Instructions for the task: Using the records provided below, locate and copy each line that contains the word "JSON".

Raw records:
========
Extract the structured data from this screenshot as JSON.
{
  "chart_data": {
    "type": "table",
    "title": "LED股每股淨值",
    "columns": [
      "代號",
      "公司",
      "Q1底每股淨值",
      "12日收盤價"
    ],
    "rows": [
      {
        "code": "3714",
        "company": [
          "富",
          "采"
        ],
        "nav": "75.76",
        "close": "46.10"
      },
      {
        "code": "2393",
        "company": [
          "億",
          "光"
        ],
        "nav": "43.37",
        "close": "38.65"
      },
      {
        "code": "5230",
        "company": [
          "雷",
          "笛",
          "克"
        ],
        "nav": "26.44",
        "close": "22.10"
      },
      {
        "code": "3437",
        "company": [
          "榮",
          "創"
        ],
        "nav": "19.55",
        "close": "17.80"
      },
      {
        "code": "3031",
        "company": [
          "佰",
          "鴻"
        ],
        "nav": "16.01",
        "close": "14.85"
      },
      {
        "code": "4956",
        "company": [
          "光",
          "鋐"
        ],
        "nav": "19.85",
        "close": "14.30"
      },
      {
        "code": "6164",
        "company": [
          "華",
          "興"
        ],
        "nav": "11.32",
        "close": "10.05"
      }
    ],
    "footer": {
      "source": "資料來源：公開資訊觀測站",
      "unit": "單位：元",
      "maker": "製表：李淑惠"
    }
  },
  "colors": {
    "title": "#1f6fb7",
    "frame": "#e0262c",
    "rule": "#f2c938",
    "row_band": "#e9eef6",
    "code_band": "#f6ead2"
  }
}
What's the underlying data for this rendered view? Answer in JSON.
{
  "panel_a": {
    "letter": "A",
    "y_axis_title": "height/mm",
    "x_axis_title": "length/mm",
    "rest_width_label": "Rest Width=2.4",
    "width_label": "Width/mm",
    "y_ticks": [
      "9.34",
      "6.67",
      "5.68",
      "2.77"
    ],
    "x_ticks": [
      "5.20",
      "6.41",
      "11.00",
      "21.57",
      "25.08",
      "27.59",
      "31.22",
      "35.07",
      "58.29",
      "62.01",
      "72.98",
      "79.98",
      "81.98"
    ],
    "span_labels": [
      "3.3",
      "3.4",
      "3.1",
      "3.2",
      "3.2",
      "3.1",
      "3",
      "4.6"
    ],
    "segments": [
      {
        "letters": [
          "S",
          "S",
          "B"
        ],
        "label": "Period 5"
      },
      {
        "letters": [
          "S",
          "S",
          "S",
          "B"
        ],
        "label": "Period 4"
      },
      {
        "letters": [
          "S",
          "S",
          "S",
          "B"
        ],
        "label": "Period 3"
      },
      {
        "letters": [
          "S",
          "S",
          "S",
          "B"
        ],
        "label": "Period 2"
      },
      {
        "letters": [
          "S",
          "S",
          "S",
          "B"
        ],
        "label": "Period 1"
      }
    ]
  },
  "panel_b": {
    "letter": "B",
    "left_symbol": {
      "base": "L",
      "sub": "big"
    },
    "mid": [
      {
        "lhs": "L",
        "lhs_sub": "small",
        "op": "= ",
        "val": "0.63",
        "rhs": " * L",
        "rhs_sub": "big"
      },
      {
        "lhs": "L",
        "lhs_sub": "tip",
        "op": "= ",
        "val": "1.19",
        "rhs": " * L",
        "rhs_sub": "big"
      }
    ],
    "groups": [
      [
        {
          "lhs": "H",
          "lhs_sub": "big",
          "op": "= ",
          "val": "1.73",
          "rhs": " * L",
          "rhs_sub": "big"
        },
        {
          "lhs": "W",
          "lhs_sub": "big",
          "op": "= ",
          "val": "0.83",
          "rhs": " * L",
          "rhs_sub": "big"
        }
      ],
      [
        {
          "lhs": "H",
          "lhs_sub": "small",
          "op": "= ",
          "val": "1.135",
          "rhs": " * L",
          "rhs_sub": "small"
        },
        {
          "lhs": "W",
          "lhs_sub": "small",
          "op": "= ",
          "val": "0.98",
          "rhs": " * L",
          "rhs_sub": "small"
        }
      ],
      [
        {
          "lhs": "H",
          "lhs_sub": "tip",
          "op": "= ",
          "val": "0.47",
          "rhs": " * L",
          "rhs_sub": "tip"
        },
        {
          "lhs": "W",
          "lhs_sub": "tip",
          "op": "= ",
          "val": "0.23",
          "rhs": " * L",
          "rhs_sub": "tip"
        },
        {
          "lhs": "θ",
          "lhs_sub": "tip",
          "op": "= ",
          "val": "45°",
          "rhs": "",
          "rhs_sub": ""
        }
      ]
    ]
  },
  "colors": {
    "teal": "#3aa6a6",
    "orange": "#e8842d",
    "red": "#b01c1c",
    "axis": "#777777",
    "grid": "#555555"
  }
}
========
Solved exercise:
Extract the structured data from this screenshot as JSON.
What's the underlying data for this rendered view? Answer in JSON.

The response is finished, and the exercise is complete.